* [TASK INPUT]
- - - - -
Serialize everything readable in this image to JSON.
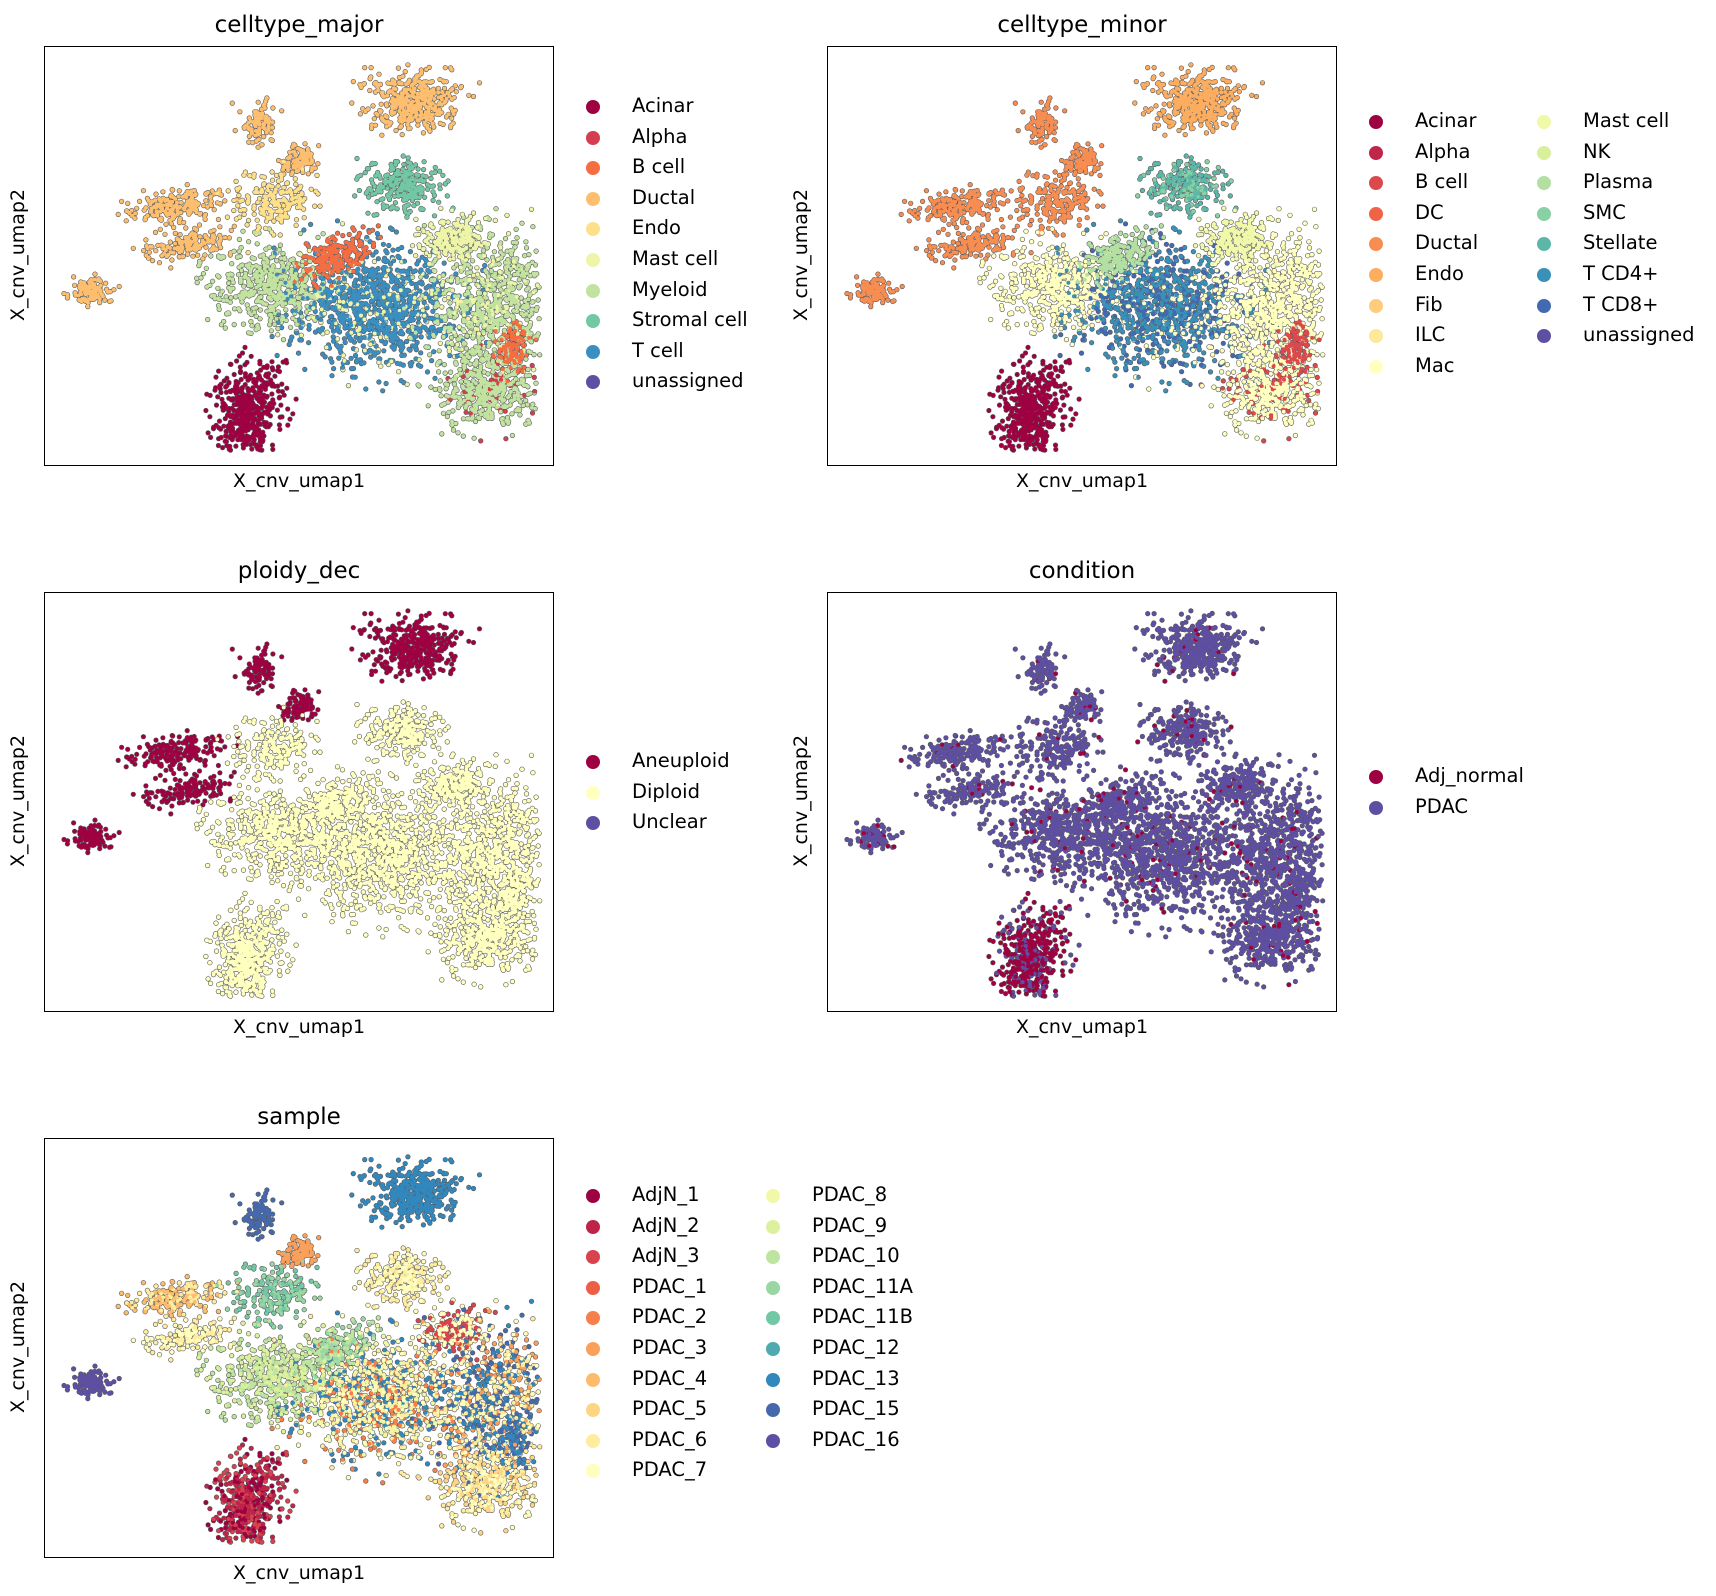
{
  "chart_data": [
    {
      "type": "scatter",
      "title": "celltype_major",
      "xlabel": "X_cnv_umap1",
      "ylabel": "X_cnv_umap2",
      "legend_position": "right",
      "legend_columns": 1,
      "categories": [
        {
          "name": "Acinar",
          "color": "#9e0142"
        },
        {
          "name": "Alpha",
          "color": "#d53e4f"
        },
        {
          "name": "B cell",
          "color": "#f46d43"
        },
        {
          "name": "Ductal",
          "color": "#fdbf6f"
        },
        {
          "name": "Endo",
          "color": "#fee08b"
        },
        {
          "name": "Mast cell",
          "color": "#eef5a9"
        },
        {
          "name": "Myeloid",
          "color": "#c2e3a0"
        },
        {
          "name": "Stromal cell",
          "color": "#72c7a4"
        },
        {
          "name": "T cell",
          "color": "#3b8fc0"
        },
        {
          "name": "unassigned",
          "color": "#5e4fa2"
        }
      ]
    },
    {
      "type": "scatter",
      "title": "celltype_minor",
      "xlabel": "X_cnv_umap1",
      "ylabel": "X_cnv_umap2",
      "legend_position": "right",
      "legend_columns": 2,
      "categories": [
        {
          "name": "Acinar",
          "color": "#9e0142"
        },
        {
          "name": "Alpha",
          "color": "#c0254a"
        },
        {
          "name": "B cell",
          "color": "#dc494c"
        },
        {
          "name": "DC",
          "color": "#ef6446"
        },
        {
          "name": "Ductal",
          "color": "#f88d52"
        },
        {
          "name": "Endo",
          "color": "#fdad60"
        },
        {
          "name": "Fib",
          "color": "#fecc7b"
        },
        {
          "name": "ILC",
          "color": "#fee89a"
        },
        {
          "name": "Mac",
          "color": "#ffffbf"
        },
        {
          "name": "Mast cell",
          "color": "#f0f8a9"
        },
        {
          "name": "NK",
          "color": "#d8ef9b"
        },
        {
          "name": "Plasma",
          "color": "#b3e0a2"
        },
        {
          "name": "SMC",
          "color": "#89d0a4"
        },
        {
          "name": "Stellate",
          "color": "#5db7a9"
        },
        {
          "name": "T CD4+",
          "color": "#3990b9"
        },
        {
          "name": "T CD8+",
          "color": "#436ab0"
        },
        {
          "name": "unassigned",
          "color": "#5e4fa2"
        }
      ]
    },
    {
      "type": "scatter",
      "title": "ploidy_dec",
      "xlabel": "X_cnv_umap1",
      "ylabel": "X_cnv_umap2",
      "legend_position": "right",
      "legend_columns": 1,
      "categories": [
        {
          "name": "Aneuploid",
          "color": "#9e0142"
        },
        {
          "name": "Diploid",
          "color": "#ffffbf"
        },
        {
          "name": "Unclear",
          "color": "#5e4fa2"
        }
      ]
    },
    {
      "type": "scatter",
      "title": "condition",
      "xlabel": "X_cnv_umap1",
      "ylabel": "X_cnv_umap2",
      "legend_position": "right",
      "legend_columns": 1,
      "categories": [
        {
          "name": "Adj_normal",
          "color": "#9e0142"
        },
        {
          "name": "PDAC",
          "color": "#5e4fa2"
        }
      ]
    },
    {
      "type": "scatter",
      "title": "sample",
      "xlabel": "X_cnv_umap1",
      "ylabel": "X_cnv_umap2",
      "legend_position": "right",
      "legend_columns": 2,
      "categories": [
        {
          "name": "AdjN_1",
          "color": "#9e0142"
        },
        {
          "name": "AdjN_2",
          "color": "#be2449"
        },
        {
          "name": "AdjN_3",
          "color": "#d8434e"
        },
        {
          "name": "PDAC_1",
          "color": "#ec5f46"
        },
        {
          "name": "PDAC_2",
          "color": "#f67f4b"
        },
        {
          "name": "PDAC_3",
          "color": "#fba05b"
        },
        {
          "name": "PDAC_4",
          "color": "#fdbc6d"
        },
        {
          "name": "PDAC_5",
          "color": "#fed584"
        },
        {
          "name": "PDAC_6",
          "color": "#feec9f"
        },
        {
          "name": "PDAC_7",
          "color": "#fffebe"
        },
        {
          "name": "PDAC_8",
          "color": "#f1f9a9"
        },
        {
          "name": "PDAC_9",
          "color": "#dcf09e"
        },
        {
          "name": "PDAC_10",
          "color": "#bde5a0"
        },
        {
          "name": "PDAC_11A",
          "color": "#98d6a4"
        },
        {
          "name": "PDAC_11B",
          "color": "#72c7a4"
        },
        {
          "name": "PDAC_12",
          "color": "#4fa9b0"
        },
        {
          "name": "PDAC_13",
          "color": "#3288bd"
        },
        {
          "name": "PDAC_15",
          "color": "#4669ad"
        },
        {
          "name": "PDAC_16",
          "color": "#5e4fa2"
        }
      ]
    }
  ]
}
- - - - -
* [GIVEN INSTRUCTION] Go through the material above and print all of it exactly, except the pictures.

* [ANSWER IN FULL]
Serialize everything readable in this image to JSON.
{
  "chart_data": [
    {
      "type": "scatter",
      "title": "celltype_major",
      "xlabel": "X_cnv_umap1",
      "ylabel": "X_cnv_umap2",
      "legend_position": "right",
      "legend_columns": 1,
      "categories": [
        {
          "name": "Acinar",
          "color": "#9e0142"
        },
        {
          "name": "Alpha",
          "color": "#d53e4f"
        },
        {
          "name": "B cell",
          "color": "#f46d43"
        },
        {
          "name": "Ductal",
          "color": "#fdbf6f"
        },
        {
          "name": "Endo",
          "color": "#fee08b"
        },
        {
          "name": "Mast cell",
          "color": "#eef5a9"
        },
        {
          "name": "Myeloid",
          "color": "#c2e3a0"
        },
        {
          "name": "Stromal cell",
          "color": "#72c7a4"
        },
        {
          "name": "T cell",
          "color": "#3b8fc0"
        },
        {
          "name": "unassigned",
          "color": "#5e4fa2"
        }
      ]
    },
    {
      "type": "scatter",
      "title": "celltype_minor",
      "xlabel": "X_cnv_umap1",
      "ylabel": "X_cnv_umap2",
      "legend_position": "right",
      "legend_columns": 2,
      "categories": [
        {
          "name": "Acinar",
          "color": "#9e0142"
        },
        {
          "name": "Alpha",
          "color": "#c0254a"
        },
        {
          "name": "B cell",
          "color": "#dc494c"
        },
        {
          "name": "DC",
          "color": "#ef6446"
        },
        {
          "name": "Ductal",
          "color": "#f88d52"
        },
        {
          "name": "Endo",
          "color": "#fdad60"
        },
        {
          "name": "Fib",
          "color": "#fecc7b"
        },
        {
          "name": "ILC",
          "color": "#fee89a"
        },
        {
          "name": "Mac",
          "color": "#ffffbf"
        },
        {
          "name": "Mast cell",
          "color": "#f0f8a9"
        },
        {
          "name": "NK",
          "color": "#d8ef9b"
        },
        {
          "name": "Plasma",
          "color": "#b3e0a2"
        },
        {
          "name": "SMC",
          "color": "#89d0a4"
        },
        {
          "name": "Stellate",
          "color": "#5db7a9"
        },
        {
          "name": "T CD4+",
          "color": "#3990b9"
        },
        {
          "name": "T CD8+",
          "color": "#436ab0"
        },
        {
          "name": "unassigned",
          "color": "#5e4fa2"
        }
      ]
    },
    {
      "type": "scatter",
      "title": "ploidy_dec",
      "xlabel": "X_cnv_umap1",
      "ylabel": "X_cnv_umap2",
      "legend_position": "right",
      "legend_columns": 1,
      "categories": [
        {
          "name": "Aneuploid",
          "color": "#9e0142"
        },
        {
          "name": "Diploid",
          "color": "#ffffbf"
        },
        {
          "name": "Unclear",
          "color": "#5e4fa2"
        }
      ]
    },
    {
      "type": "scatter",
      "title": "condition",
      "xlabel": "X_cnv_umap1",
      "ylabel": "X_cnv_umap2",
      "legend_position": "right",
      "legend_columns": 1,
      "categories": [
        {
          "name": "Adj_normal",
          "color": "#9e0142"
        },
        {
          "name": "PDAC",
          "color": "#5e4fa2"
        }
      ]
    },
    {
      "type": "scatter",
      "title": "sample",
      "xlabel": "X_cnv_umap1",
      "ylabel": "X_cnv_umap2",
      "legend_position": "right",
      "legend_columns": 2,
      "categories": [
        {
          "name": "AdjN_1",
          "color": "#9e0142"
        },
        {
          "name": "AdjN_2",
          "color": "#be2449"
        },
        {
          "name": "AdjN_3",
          "color": "#d8434e"
        },
        {
          "name": "PDAC_1",
          "color": "#ec5f46"
        },
        {
          "name": "PDAC_2",
          "color": "#f67f4b"
        },
        {
          "name": "PDAC_3",
          "color": "#fba05b"
        },
        {
          "name": "PDAC_4",
          "color": "#fdbc6d"
        },
        {
          "name": "PDAC_5",
          "color": "#fed584"
        },
        {
          "name": "PDAC_6",
          "color": "#feec9f"
        },
        {
          "name": "PDAC_7",
          "color": "#fffebe"
        },
        {
          "name": "PDAC_8",
          "color": "#f1f9a9"
        },
        {
          "name": "PDAC_9",
          "color": "#dcf09e"
        },
        {
          "name": "PDAC_10",
          "color": "#bde5a0"
        },
        {
          "name": "PDAC_11A",
          "color": "#98d6a4"
        },
        {
          "name": "PDAC_11B",
          "color": "#72c7a4"
        },
        {
          "name": "PDAC_12",
          "color": "#4fa9b0"
        },
        {
          "name": "PDAC_13",
          "color": "#3288bd"
        },
        {
          "name": "PDAC_15",
          "color": "#4669ad"
        },
        {
          "name": "PDAC_16",
          "color": "#5e4fa2"
        }
      ]
    }
  ]
}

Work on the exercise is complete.